*Exercise materials*
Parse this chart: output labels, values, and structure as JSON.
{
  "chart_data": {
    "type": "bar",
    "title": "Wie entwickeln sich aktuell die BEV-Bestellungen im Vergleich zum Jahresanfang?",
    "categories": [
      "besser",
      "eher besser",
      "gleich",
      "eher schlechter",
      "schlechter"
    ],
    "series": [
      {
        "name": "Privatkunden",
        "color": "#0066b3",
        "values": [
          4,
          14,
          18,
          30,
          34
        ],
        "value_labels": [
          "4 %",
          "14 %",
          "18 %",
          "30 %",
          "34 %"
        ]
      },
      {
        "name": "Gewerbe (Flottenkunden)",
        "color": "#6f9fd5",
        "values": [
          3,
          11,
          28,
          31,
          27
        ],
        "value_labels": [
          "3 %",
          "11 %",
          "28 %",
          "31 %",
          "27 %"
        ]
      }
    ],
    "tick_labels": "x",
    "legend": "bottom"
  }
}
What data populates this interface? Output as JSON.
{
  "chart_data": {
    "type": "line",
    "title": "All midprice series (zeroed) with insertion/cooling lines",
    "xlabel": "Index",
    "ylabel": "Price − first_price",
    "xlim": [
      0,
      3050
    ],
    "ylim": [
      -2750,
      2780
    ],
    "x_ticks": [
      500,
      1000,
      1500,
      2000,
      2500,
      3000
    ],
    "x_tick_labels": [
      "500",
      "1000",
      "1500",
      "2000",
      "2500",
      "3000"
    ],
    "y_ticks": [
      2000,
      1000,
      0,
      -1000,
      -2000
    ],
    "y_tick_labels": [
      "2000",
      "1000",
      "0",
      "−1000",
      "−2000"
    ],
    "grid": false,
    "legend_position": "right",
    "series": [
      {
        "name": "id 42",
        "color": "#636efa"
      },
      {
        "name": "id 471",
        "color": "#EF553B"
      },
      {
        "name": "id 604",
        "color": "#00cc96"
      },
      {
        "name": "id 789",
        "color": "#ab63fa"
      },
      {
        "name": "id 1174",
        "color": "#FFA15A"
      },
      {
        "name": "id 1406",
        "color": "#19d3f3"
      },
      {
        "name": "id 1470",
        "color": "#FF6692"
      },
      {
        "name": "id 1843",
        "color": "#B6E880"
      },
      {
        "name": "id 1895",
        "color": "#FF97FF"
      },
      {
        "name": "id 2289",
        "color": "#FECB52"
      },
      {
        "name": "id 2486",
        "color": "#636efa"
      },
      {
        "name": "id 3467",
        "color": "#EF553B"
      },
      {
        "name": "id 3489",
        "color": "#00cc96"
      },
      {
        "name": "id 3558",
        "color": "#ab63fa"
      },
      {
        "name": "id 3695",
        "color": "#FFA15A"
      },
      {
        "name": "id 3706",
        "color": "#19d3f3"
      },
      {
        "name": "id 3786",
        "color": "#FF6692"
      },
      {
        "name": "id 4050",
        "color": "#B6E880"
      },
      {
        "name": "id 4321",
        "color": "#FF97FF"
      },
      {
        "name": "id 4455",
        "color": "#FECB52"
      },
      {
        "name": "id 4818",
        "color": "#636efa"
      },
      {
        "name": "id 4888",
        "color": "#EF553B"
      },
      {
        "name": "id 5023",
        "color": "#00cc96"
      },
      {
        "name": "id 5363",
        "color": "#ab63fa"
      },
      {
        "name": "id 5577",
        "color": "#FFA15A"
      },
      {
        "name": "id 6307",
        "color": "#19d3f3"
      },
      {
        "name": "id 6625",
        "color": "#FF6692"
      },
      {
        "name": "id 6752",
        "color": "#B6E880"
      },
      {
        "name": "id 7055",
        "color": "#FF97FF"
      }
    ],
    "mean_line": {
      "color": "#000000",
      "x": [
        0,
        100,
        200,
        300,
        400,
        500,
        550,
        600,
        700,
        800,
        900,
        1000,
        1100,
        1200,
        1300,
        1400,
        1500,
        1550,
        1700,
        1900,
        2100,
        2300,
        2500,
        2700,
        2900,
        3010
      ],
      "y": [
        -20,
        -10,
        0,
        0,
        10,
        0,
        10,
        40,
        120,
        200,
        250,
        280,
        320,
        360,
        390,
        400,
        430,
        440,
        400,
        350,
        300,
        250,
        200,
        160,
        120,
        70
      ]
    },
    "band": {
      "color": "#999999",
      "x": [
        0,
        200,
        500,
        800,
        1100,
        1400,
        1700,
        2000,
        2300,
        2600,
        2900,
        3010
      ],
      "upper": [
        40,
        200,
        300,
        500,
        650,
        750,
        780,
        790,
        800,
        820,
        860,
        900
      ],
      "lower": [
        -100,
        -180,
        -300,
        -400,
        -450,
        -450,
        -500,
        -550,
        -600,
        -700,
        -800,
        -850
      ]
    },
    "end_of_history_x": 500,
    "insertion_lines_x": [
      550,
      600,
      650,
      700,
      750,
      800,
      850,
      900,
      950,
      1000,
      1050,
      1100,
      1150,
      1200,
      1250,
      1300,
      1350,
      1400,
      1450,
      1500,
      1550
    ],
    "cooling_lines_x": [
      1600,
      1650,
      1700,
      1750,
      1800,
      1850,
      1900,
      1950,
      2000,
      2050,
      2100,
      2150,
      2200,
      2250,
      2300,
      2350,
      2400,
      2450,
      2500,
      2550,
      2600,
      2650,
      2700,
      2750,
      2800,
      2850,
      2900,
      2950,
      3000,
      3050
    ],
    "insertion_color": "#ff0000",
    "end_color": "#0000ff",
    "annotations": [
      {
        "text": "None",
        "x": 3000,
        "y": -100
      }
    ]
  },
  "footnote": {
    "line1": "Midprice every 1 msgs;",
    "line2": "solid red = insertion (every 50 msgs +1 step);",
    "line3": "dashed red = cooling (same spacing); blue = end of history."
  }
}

* * *

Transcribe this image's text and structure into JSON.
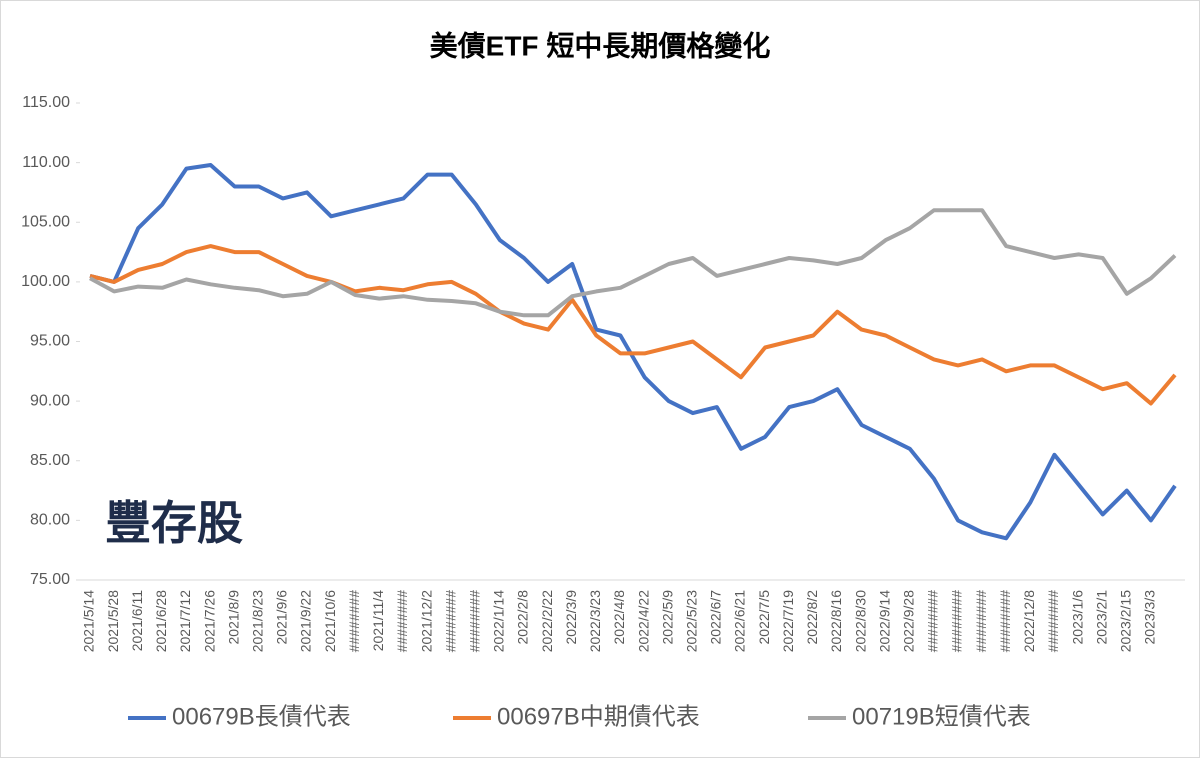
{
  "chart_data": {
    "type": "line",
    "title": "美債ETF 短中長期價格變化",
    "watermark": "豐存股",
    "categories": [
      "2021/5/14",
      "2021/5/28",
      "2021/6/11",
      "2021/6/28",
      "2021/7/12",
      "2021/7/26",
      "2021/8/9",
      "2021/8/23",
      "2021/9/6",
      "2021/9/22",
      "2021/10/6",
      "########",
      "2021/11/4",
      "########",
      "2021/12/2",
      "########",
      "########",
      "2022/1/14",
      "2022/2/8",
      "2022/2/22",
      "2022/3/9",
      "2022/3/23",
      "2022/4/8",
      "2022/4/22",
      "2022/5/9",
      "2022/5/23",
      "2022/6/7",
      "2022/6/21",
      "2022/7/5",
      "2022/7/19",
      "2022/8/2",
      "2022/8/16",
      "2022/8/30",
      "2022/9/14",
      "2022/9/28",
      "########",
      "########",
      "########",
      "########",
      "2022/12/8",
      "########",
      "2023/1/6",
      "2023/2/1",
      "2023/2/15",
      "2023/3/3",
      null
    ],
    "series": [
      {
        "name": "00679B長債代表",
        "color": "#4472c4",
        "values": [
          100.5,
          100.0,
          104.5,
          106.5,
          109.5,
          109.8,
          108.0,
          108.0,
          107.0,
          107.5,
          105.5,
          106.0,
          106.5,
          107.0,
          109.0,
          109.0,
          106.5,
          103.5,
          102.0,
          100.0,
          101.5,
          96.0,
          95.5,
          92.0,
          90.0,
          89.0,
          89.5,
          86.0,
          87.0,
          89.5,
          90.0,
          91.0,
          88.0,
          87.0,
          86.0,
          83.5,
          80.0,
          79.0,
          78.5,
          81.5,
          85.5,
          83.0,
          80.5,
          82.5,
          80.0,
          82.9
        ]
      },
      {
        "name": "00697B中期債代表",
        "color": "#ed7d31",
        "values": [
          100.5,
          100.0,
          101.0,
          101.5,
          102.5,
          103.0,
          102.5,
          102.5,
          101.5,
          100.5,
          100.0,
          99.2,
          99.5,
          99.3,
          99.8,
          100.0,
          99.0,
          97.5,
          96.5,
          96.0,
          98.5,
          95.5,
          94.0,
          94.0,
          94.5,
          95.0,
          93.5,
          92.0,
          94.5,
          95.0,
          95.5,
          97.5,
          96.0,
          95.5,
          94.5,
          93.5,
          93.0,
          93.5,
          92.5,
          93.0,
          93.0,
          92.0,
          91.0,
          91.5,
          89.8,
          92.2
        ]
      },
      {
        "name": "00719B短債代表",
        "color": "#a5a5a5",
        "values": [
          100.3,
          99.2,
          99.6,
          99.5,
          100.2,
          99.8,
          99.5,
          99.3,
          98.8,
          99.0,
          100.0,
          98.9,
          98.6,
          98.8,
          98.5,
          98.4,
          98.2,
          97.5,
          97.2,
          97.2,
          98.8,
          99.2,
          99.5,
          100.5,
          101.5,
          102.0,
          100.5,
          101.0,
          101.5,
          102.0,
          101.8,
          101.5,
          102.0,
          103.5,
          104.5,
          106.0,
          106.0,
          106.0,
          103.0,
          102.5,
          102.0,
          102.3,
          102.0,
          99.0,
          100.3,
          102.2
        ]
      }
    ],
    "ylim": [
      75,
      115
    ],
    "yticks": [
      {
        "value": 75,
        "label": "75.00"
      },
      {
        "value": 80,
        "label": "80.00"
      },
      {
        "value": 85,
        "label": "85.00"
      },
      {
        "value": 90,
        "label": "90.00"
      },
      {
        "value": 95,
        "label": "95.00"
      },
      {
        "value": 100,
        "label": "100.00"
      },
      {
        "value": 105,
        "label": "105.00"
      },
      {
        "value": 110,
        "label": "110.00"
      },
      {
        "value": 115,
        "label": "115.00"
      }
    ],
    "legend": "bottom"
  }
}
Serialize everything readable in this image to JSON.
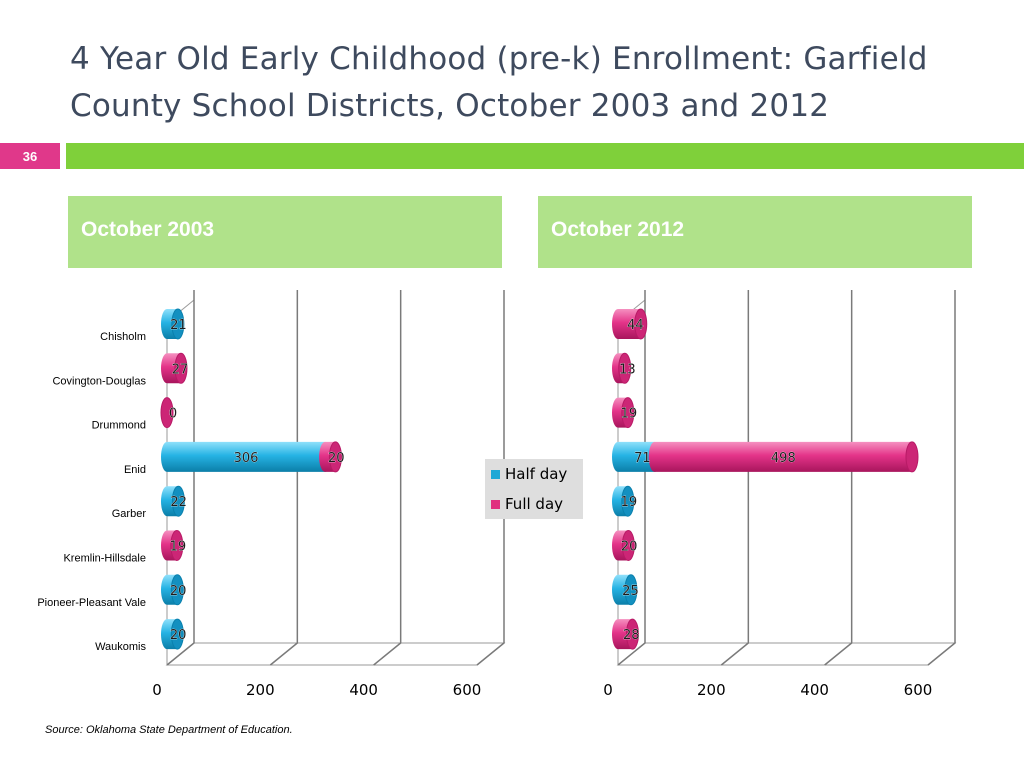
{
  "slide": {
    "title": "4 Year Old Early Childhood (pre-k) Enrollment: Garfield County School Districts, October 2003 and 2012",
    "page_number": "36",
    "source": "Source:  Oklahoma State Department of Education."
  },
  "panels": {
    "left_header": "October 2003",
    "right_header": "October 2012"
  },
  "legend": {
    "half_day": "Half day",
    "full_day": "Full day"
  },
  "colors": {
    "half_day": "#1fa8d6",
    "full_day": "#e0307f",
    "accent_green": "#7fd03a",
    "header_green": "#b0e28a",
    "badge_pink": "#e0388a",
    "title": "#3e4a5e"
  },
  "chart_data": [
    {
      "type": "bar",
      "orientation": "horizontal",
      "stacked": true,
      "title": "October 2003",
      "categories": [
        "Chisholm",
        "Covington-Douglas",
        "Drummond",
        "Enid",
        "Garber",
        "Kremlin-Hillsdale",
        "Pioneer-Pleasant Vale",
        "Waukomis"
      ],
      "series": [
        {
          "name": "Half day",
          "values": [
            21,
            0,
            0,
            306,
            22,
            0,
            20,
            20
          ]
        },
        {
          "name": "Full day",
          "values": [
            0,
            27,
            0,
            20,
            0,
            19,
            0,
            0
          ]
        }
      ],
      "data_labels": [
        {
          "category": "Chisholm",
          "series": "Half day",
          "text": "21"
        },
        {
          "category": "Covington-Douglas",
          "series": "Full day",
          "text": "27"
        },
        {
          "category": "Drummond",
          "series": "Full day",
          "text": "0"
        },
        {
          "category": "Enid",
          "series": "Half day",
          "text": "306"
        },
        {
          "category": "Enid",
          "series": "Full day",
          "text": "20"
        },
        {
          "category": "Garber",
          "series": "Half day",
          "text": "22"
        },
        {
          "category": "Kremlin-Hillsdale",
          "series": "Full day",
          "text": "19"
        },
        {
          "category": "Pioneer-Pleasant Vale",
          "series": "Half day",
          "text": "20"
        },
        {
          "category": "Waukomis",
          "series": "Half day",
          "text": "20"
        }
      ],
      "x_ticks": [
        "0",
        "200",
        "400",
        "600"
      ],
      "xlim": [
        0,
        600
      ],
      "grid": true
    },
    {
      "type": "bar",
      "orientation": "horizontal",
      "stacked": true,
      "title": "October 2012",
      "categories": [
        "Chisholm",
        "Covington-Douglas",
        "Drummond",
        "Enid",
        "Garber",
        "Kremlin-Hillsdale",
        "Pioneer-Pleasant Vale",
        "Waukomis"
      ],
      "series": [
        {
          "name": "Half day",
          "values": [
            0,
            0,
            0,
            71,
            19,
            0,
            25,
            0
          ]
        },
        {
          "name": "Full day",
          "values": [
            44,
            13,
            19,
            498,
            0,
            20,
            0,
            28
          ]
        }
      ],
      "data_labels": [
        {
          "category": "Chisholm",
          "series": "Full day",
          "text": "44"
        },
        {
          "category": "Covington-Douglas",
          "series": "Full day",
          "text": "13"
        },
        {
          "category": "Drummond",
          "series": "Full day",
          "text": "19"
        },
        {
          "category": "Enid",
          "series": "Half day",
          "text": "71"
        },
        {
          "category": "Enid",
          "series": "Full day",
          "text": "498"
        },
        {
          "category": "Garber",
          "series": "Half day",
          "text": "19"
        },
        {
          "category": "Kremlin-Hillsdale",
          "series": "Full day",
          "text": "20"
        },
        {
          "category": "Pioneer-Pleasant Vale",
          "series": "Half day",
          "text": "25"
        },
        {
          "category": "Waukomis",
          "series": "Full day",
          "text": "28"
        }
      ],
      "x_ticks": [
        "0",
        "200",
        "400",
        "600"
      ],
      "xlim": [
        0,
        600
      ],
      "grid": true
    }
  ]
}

*What the task asks*
Going through the records above, state how many lines carry "JSON", with no other text.

*Response*
4